───── Materials provided ─────

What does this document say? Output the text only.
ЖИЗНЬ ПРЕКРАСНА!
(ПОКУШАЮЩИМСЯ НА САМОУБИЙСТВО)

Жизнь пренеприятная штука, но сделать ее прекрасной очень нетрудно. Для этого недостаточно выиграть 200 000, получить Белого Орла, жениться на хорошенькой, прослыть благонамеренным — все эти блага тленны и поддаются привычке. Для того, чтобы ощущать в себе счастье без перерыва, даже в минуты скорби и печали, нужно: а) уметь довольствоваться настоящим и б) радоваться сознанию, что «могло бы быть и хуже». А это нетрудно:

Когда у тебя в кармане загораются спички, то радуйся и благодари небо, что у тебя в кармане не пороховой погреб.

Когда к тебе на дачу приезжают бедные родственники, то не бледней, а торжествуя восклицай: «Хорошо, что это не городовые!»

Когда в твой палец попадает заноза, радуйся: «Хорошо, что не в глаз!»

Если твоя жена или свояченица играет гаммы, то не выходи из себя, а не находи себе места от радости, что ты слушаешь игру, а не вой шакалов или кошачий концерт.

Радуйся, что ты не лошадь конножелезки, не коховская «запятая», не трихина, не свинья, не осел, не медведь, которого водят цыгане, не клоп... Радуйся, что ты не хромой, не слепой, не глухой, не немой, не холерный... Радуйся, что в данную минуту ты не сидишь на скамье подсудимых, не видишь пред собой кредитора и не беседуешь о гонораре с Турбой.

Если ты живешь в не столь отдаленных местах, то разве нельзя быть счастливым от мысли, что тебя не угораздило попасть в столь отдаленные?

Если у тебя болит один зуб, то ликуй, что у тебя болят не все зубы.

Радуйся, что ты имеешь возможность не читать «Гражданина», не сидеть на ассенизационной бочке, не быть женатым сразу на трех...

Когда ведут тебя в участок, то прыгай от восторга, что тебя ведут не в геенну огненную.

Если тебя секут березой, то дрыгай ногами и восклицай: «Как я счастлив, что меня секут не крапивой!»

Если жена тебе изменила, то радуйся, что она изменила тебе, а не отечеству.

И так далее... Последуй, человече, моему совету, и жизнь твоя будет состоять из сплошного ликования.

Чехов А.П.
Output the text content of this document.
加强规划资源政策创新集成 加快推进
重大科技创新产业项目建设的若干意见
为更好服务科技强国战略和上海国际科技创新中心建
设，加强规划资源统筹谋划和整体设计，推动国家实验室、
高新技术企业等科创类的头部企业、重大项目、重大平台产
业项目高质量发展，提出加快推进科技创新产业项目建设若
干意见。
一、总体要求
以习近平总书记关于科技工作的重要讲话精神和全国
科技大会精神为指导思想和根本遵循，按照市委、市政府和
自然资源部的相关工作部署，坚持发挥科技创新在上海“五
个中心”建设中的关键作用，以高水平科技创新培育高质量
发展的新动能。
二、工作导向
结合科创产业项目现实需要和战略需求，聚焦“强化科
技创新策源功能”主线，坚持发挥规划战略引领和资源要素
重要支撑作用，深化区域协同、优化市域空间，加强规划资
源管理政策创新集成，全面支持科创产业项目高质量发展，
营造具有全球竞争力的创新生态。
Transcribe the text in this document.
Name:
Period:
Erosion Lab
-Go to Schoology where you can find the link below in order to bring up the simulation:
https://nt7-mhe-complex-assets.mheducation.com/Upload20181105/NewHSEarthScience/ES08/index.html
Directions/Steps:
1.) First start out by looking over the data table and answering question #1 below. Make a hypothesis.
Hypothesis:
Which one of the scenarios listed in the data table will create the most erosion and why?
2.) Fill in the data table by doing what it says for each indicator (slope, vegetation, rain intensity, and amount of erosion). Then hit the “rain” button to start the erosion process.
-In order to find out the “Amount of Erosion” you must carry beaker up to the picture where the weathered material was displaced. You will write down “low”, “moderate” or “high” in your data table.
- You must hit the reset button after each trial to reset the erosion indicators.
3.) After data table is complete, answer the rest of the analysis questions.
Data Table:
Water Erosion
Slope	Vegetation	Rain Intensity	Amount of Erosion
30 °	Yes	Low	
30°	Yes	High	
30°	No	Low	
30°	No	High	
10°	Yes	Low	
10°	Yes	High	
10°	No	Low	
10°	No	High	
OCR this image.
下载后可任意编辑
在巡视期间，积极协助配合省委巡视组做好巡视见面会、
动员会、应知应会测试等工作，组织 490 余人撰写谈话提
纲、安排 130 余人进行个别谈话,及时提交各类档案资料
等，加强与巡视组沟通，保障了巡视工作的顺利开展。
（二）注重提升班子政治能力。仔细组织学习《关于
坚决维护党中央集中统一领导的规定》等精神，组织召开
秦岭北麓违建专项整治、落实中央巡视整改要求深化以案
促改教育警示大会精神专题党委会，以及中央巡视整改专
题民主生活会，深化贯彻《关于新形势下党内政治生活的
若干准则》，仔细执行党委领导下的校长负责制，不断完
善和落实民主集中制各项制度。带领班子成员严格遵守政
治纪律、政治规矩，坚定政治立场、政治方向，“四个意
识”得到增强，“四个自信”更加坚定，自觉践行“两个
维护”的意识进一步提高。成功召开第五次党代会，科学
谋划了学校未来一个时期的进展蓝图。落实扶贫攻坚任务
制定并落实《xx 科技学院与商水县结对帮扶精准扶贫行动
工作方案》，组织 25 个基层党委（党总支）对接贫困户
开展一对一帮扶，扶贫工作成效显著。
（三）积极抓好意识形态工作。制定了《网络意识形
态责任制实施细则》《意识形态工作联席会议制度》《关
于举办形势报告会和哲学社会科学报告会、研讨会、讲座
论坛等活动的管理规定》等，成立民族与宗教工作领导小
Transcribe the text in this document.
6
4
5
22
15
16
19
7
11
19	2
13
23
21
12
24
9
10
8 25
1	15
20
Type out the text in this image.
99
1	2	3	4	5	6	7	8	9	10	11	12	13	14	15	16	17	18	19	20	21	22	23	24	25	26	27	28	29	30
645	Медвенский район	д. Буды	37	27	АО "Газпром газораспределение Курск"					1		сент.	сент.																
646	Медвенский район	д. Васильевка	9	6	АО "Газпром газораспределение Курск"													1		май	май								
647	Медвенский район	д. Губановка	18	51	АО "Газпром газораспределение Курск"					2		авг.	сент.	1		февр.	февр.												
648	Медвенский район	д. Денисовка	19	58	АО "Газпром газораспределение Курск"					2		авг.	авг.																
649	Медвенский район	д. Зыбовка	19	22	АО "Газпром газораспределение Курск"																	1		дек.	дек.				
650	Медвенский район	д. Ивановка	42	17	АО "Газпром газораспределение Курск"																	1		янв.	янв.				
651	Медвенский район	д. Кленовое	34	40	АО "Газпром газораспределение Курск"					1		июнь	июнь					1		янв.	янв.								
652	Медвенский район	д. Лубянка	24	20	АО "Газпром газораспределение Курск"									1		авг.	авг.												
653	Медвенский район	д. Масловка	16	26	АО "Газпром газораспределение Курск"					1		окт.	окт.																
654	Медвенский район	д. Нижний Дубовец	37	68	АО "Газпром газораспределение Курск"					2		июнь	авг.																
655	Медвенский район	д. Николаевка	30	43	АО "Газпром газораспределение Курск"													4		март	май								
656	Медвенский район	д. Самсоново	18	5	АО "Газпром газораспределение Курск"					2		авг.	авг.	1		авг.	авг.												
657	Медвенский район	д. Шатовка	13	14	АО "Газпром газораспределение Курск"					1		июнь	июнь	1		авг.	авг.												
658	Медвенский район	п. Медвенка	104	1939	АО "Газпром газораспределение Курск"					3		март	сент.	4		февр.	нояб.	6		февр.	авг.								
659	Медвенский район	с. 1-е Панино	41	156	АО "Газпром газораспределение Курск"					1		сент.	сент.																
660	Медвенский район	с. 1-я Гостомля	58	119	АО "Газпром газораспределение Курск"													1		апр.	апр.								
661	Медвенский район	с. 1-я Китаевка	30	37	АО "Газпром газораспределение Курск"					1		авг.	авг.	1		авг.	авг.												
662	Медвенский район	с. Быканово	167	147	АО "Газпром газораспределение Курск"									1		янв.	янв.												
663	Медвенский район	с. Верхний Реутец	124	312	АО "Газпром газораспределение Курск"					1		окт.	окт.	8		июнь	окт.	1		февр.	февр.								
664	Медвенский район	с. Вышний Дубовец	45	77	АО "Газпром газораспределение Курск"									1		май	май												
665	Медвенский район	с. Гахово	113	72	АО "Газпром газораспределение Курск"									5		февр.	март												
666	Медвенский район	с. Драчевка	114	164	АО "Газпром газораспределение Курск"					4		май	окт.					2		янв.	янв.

─────

▶ _Work required_
Pick out each line containing the string "button" and copy it.

▶ _The response_
2.) Fill in the data table by doing what it says for each indicator (slope, vegetation, rain intensity, and amount of erosion). Then hit the “rain” button to start the erosion process.
- You must hit the reset button after each trial to reset the erosion indicators.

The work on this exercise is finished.